*Instructions for the task*
The data below is to be returned in full and exactly.

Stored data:
++++++++++

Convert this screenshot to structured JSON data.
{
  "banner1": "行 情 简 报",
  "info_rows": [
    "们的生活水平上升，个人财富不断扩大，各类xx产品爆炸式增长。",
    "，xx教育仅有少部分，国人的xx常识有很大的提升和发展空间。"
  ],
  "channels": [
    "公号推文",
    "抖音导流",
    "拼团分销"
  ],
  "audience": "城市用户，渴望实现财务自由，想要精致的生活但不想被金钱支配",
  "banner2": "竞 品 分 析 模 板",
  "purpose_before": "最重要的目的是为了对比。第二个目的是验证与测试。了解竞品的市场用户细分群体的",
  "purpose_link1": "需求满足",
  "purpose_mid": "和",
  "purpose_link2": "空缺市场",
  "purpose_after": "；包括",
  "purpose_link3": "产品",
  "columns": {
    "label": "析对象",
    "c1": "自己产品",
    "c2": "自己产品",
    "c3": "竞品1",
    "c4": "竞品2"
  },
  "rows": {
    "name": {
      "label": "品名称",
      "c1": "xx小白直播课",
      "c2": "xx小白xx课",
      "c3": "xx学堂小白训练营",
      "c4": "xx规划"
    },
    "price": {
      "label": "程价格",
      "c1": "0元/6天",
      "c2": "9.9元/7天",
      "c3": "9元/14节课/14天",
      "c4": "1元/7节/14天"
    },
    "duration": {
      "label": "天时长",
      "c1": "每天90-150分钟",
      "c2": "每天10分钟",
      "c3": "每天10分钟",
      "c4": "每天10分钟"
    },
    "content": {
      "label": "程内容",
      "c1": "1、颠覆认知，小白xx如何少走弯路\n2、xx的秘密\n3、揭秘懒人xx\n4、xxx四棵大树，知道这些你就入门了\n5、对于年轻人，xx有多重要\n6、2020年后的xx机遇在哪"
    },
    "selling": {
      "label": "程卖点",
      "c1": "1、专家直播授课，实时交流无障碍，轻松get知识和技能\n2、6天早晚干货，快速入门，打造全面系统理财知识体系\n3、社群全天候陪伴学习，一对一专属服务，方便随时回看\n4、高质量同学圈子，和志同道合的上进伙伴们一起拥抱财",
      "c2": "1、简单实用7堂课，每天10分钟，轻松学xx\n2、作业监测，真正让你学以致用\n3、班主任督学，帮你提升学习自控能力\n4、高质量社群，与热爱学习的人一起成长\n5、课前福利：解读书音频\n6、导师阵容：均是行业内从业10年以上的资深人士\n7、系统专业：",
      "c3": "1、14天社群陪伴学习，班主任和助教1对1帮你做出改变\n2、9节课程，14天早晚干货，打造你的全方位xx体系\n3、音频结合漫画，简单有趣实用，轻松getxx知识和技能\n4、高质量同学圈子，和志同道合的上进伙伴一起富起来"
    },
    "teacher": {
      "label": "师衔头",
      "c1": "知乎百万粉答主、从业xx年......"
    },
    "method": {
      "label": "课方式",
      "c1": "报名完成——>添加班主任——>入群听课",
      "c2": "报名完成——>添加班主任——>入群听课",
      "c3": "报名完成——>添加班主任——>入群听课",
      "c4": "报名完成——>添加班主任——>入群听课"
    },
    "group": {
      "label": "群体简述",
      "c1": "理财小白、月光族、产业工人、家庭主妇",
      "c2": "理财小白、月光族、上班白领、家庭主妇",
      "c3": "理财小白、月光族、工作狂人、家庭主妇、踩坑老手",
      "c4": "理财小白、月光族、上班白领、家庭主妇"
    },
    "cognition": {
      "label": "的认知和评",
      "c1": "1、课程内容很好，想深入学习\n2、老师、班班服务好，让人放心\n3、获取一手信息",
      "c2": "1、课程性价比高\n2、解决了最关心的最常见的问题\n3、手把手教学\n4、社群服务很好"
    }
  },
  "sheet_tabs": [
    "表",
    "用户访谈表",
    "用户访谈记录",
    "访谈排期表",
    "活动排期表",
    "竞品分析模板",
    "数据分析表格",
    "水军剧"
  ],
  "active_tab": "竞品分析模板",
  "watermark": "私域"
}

++++++++++

*Reply*
Convert this screenshot to structured JSON data.
{
  "banner1": "行 情 简 报",
  "info_rows": [
    "们的生活水平上升，个人财富不断扩大，各类xx产品爆炸式增长。",
    "，xx教育仅有少部分，国人的xx常识有很大的提升和发展空间。"
  ],
  "channels": [
    "公号推文",
    "抖音导流",
    "拼团分销"
  ],
  "audience": "城市用户，渴望实现财务自由，想要精致的生活但不想被金钱支配",
  "banner2": "竞 品 分 析 模 板",
  "purpose_before": "最重要的目的是为了对比。第二个目的是验证与测试。了解竞品的市场用户细分群体的",
  "purpose_link1": "需求满足",
  "purpose_mid": "和",
  "purpose_link2": "空缺市场",
  "purpose_after": "；包括",
  "purpose_link3": "产品",
  "columns": {
    "label": "析对象",
    "c1": "自己产品",
    "c2": "自己产品",
    "c3": "竞品1",
    "c4": "竞品2"
  },
  "rows": {
    "name": {
      "label": "品名称",
      "c1": "xx小白直播课",
      "c2": "xx小白xx课",
      "c3": "xx学堂小白训练营",
      "c4": "xx规划"
    },
    "price": {
      "label": "程价格",
      "c1": "0元/6天",
      "c2": "9.9元/7天",
      "c3": "9元/14节课/14天",
      "c4": "1元/7节/14天"
    },
    "duration": {
      "label": "天时长",
      "c1": "每天90-150分钟",
      "c2": "每天10分钟",
      "c3": "每天10分钟",
      "c4": "每天10分钟"
    },
    "content": {
      "label": "程内容",
      "c1": "1、颠覆认知，小白xx如何少走弯路\n2、xx的秘密\n3、揭秘懒人xx\n4、xxx四棵大树，知道这些你就入门了\n5、对于年轻人，xx有多重要\n6、2020年后的xx机遇在哪"
    },
    "selling": {
      "label": "程卖点",
      "c1": "1、专家直播授课，实时交流无障碍，轻松get知识和技能\n2、6天早晚干货，快速入门，打造全面系统理财知识体系\n3、社群全天候陪伴学习，一对一专属服务，方便随时回看\n4、高质量同学圈子，和志同道合的上进伙伴们一起拥抱财",
      "c2": "1、简单实用7堂课，每天10分钟，轻松学xx\n2、作业监测，真正让你学以致用\n3、班主任督学，帮你提升学习自控能力\n4、高质量社群，与热爱学习的人一起成长\n5、课前福利：解读书音频\n6、导师阵容：均是行业内从业10年以上的资深人士\n7、系统专业：",
      "c3": "1、14天社群陪伴学习，班主任和助教1对1帮你做出改变\n2、9节课程，14天早晚干货，打造你的全方位xx体系\n3、音频结合漫画，简单有趣实用，轻松getxx知识和技能\n4、高质量同学圈子，和志同道合的上进伙伴一起富起来"
    },
    "teacher": {
      "label": "师衔头",
      "c1": "知乎百万粉答主、从业xx年......"
    },
    "method": {
      "label": "课方式",
      "c1": "报名完成——>添加班主任——>入群听课",
      "c2": "报名完成——>添加班主任——>入群听课",
      "c3": "报名完成——>添加班主任——>入群听课",
      "c4": "报名完成——>添加班主任——>入群听课"
    },
    "group": {
      "label": "群体简述",
      "c1": "理财小白、月光族、产业工人、家庭主妇",
      "c2": "理财小白、月光族、上班白领、家庭主妇",
      "c3": "理财小白、月光族、工作狂人、家庭主妇、踩坑老手",
      "c4": "理财小白、月光族、上班白领、家庭主妇"
    },
    "cognition": {
      "label": "的认知和评",
      "c1": "1、课程内容很好，想深入学习\n2、老师、班班服务好，让人放心\n3、获取一手信息",
      "c2": "1、课程性价比高\n2、解决了最关心的最常见的问题\n3、手把手教学\n4、社群服务很好"
    }
  },
  "sheet_tabs": [
    "表",
    "用户访谈表",
    "用户访谈记录",
    "访谈排期表",
    "活动排期表",
    "竞品分析模板",
    "数据分析表格",
    "水军剧"
  ],
  "active_tab": "竞品分析模板",
  "watermark": "私域"
}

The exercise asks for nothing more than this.